*** Supplied records ***
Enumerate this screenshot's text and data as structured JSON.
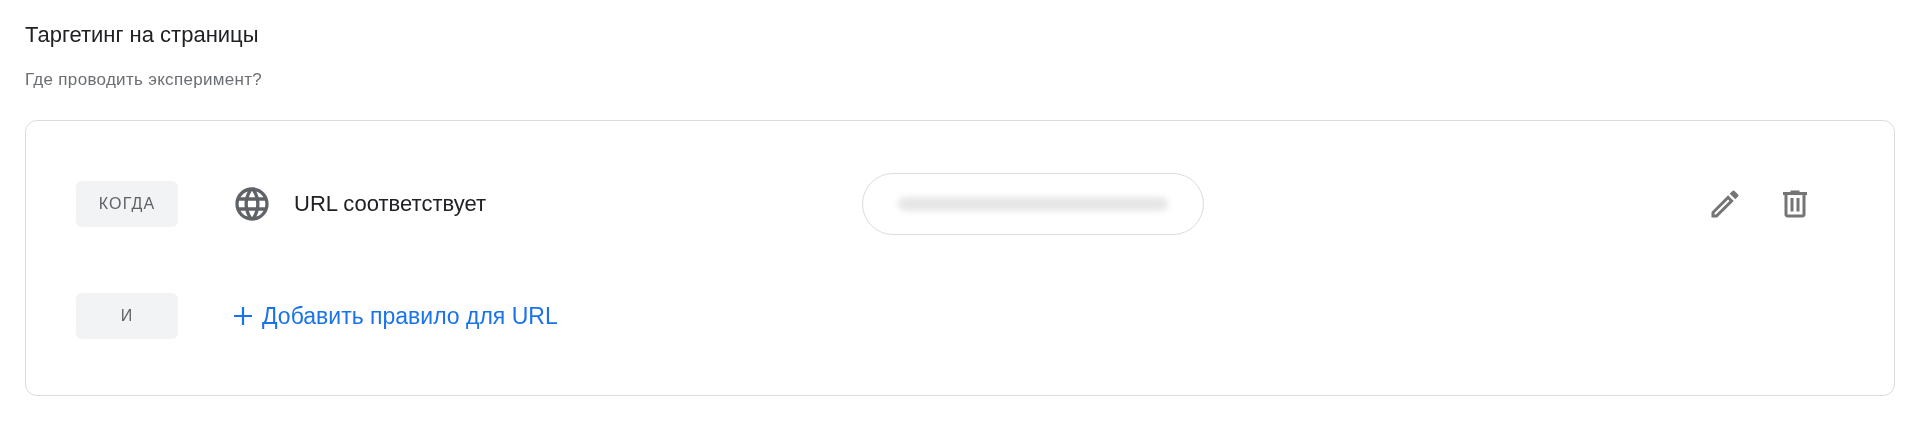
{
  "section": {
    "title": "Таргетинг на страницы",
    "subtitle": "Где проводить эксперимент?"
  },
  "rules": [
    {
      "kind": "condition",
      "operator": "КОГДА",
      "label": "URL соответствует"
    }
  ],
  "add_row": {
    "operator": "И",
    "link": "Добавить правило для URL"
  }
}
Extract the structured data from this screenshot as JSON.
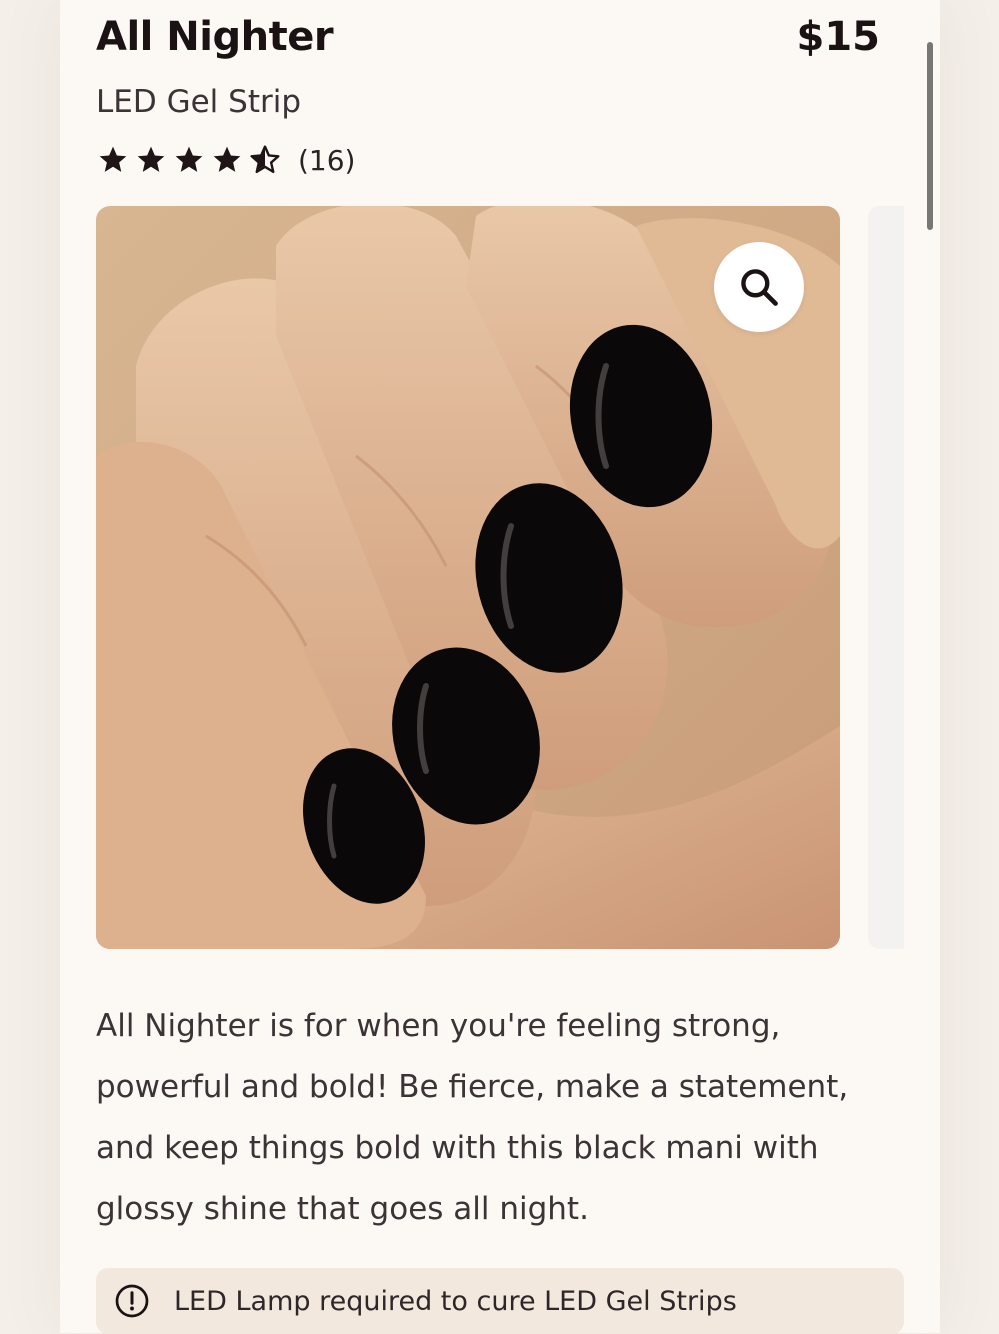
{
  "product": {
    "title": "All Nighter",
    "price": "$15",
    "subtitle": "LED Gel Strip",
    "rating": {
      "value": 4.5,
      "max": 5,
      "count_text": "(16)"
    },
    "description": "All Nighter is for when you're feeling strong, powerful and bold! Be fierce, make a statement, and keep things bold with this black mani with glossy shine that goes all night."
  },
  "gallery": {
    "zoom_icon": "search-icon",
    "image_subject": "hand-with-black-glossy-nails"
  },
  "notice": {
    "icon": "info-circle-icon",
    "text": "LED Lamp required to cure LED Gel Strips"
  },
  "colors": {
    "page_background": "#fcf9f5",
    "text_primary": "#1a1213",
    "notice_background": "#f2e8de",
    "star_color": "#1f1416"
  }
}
***
*** Supplied records ***
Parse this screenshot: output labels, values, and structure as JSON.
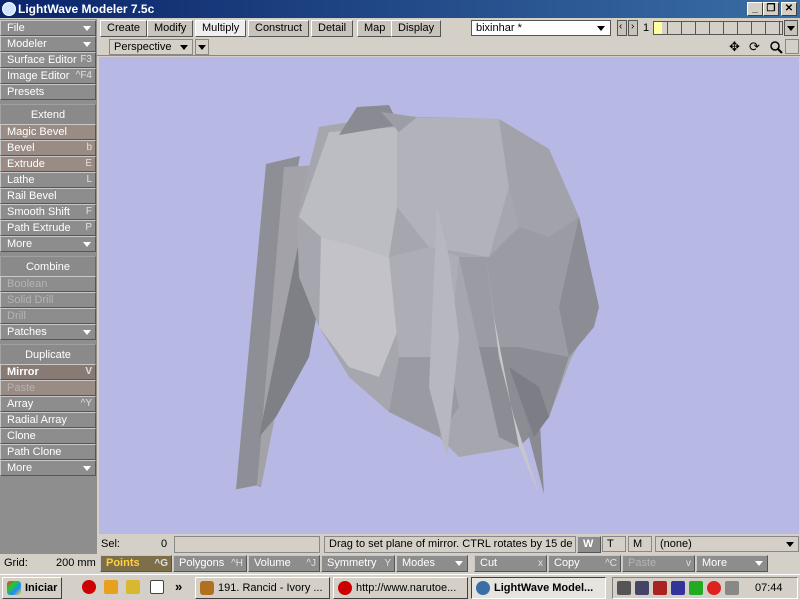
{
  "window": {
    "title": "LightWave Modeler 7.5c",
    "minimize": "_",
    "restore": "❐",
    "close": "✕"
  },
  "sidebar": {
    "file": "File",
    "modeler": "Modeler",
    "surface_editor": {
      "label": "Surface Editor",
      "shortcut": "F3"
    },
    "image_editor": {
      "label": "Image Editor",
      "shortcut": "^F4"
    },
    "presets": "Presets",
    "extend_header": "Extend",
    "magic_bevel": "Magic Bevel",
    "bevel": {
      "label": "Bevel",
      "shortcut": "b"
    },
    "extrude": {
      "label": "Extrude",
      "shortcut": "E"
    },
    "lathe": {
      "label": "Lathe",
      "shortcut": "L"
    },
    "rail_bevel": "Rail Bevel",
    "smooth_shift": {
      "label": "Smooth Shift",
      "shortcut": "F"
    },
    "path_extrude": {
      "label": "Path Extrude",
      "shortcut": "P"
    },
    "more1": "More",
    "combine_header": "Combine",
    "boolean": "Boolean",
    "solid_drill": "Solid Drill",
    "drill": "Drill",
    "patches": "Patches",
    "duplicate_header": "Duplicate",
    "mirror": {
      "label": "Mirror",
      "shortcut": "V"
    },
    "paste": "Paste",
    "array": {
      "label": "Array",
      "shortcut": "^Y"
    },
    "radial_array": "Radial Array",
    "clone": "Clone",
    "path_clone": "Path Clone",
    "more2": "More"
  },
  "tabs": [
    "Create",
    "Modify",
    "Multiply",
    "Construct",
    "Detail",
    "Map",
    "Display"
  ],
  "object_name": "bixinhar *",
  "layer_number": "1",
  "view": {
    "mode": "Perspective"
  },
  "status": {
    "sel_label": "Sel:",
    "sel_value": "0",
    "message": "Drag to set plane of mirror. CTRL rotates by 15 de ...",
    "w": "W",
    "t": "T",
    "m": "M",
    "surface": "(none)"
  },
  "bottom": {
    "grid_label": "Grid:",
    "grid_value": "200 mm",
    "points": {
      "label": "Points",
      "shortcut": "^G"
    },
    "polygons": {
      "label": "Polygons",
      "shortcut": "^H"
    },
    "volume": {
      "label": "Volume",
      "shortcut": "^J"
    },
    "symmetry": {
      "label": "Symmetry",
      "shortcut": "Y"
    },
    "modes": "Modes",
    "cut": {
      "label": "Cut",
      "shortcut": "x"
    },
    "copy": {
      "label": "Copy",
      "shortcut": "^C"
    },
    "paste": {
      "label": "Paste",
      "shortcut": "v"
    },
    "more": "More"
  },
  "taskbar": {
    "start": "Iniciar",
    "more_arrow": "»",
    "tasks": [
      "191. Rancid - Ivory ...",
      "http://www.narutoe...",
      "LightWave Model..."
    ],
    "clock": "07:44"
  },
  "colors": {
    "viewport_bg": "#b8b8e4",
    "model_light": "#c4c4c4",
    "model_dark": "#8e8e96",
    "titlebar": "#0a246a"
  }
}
***
> _Goal_: Copy each line of the data that contains the word "structured".

> _Worked answer_:
Enumerate this screenshot's text and data as structured JSON.
Extract the structured data from this screenshot as JSON.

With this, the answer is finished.